# Set task
Extract verbatim every line from the one containing "What text is on this page?" to the final line of the records below, inclusive, and exclude all pictures.

Saved entries
_____
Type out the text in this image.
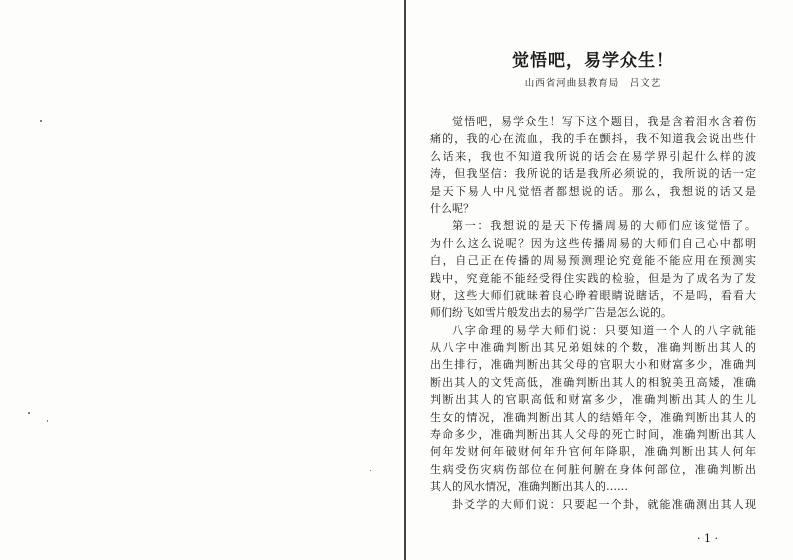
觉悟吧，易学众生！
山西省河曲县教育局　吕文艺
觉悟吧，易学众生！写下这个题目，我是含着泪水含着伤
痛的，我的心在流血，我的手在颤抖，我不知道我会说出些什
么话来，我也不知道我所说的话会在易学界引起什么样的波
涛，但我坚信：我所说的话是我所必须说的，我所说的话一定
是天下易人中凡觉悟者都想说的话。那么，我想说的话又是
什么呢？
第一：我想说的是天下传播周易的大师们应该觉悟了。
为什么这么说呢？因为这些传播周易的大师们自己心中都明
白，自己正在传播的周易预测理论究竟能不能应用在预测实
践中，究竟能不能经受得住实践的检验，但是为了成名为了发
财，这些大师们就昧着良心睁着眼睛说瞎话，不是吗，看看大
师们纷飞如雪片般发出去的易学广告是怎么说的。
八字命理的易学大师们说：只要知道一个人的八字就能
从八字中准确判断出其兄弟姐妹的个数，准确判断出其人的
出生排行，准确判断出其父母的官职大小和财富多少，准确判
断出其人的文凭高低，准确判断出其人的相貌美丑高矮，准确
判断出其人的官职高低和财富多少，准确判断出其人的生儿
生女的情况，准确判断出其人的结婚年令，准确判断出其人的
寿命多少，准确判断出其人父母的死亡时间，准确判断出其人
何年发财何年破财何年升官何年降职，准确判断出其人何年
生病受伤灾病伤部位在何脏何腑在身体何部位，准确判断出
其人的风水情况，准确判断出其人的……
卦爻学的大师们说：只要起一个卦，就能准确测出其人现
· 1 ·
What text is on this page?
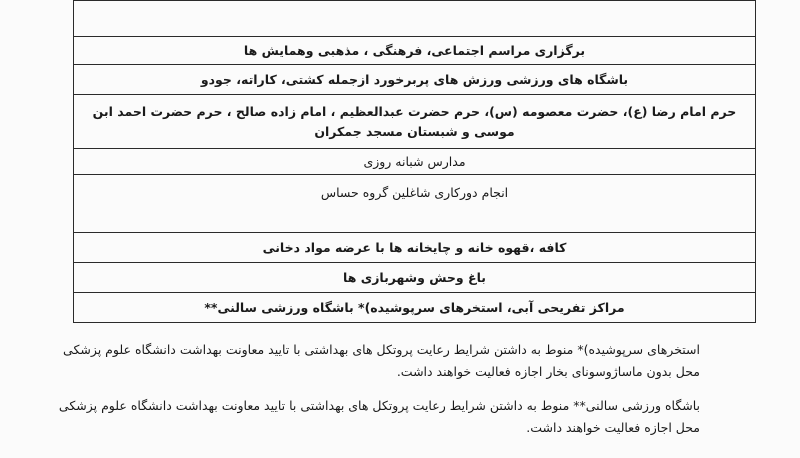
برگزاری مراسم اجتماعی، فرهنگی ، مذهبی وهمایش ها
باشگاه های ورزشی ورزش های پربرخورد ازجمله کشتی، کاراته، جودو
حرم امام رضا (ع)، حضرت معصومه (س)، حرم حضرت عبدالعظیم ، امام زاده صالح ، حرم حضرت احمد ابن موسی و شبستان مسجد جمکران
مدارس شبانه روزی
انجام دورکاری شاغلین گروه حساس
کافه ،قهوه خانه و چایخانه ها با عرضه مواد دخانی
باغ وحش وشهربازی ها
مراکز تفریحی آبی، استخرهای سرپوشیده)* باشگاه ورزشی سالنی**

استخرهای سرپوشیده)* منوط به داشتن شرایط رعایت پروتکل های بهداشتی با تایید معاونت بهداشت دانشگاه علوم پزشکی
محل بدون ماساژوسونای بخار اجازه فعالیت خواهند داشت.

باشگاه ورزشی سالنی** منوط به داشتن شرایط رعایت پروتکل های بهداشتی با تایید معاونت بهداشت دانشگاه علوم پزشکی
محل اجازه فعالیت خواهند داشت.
_____
# Correct answer
What text is on this page?
برگزاری مراسم اجتماعی، فرهنگی ، مذهبی وهمایش ها
باشگاه های ورزشی ورزش های پربرخورد ازجمله کشتی، کاراته، جودو
حرم امام رضا (ع)، حضرت معصومه (س)، حرم حضرت عبدالعظیم ، امام زاده صالح ، حرم حضرت احمد ابن موسی و شبستان مسجد جمکران
مدارس شبانه روزی
انجام دورکاری شاغلین گروه حساس
کافه ،قهوه خانه و چایخانه ها با عرضه مواد دخانی
باغ وحش وشهربازی ها
مراکز تفریحی آبی، استخرهای سرپوشیده)* باشگاه ورزشی سالنی**

استخرهای سرپوشیده)* منوط به داشتن شرایط رعایت پروتکل های بهداشتی با تایید معاونت بهداشت دانشگاه علوم پزشکی
محل بدون ماساژوسونای بخار اجازه فعالیت خواهند داشت.

باشگاه ورزشی سالنی** منوط به داشتن شرایط رعایت پروتکل های بهداشتی با تایید معاونت بهداشت دانشگاه علوم پزشکی
محل اجازه فعالیت خواهند داشت.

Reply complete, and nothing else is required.